§ **Extracted information**:
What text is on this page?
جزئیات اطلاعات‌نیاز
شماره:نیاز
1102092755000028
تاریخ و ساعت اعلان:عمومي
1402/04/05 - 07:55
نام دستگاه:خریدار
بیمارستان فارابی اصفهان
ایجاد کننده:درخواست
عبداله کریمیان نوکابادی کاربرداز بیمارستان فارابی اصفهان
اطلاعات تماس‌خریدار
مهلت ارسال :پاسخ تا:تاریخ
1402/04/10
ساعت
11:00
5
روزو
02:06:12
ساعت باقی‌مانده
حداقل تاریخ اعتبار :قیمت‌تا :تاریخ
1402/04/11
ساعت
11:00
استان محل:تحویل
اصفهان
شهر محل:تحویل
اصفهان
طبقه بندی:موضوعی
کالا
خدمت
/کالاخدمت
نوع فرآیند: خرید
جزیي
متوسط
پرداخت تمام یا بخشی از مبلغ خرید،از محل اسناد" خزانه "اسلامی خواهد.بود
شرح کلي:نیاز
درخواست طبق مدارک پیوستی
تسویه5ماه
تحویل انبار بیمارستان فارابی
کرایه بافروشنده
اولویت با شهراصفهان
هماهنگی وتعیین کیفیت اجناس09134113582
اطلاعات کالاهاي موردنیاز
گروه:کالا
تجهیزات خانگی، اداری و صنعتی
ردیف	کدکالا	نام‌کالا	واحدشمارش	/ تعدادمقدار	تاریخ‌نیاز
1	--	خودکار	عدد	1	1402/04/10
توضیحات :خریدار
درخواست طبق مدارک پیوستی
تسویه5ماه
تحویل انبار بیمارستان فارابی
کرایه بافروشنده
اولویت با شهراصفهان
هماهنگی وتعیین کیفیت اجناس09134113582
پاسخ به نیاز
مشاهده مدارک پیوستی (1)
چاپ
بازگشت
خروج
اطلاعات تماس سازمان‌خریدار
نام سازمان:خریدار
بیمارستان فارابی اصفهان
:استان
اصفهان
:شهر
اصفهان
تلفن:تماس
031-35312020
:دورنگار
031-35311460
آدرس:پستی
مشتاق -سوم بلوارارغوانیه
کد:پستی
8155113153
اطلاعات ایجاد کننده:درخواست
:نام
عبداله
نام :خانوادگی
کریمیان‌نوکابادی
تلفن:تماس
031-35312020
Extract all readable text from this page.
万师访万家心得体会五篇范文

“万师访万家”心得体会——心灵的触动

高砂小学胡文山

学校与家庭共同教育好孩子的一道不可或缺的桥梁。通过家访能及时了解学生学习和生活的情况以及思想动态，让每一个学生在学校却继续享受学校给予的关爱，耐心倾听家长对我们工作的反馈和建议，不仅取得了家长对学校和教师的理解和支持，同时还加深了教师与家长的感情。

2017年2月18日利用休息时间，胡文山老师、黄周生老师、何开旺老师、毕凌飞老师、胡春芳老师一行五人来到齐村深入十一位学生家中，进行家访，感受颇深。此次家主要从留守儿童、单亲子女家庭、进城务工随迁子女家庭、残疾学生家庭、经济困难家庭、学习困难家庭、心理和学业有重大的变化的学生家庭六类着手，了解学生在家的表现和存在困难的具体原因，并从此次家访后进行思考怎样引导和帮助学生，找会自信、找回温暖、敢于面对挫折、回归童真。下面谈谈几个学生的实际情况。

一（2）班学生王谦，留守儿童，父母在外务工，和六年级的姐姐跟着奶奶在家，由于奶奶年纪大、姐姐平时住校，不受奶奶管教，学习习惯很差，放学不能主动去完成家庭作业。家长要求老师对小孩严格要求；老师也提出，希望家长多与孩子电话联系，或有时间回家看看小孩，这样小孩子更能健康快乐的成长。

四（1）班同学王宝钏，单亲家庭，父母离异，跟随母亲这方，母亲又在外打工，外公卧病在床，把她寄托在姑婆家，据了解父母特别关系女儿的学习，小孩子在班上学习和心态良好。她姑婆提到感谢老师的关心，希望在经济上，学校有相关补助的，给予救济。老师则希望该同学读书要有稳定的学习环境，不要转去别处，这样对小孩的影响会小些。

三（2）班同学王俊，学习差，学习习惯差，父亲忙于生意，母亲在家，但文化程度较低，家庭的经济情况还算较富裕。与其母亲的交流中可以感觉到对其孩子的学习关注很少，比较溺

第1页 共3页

§ **What to do**:
Repeat only what runs from the line holding "Extract all readable text from this page." to the end of the data, keeping every line exactly as written, first and last included.

§ **Answer for the task**:
Extract all readable text from this page.
万师访万家心得体会五篇范文

“万师访万家”心得体会——心灵的触动

高砂小学胡文山

学校与家庭共同教育好孩子的一道不可或缺的桥梁。通过家访能及时了解学生学习和生活的情况以及思想动态，让每一个学生在学校却继续享受学校给予的关爱，耐心倾听家长对我们工作的反馈和建议，不仅取得了家长对学校和教师的理解和支持，同时还加深了教师与家长的感情。

2017年2月18日利用休息时间，胡文山老师、黄周生老师、何开旺老师、毕凌飞老师、胡春芳老师一行五人来到齐村深入十一位学生家中，进行家访，感受颇深。此次家主要从留守儿童、单亲子女家庭、进城务工随迁子女家庭、残疾学生家庭、经济困难家庭、学习困难家庭、心理和学业有重大的变化的学生家庭六类着手，了解学生在家的表现和存在困难的具体原因，并从此次家访后进行思考怎样引导和帮助学生，找会自信、找回温暖、敢于面对挫折、回归童真。下面谈谈几个学生的实际情况。

一（2）班学生王谦，留守儿童，父母在外务工，和六年级的姐姐跟着奶奶在家，由于奶奶年纪大、姐姐平时住校，不受奶奶管教，学习习惯很差，放学不能主动去完成家庭作业。家长要求老师对小孩严格要求；老师也提出，希望家长多与孩子电话联系，或有时间回家看看小孩，这样小孩子更能健康快乐的成长。

四（1）班同学王宝钏，单亲家庭，父母离异，跟随母亲这方，母亲又在外打工，外公卧病在床，把她寄托在姑婆家，据了解父母特别关系女儿的学习，小孩子在班上学习和心态良好。她姑婆提到感谢老师的关心，希望在经济上，学校有相关补助的，给予救济。老师则希望该同学读书要有稳定的学习环境，不要转去别处，这样对小孩的影响会小些。

三（2）班同学王俊，学习差，学习习惯差，父亲忙于生意，母亲在家，但文化程度较低，家庭的经济情况还算较富裕。与其母亲的交流中可以感觉到对其孩子的学习关注很少，比较溺

第1页 共3页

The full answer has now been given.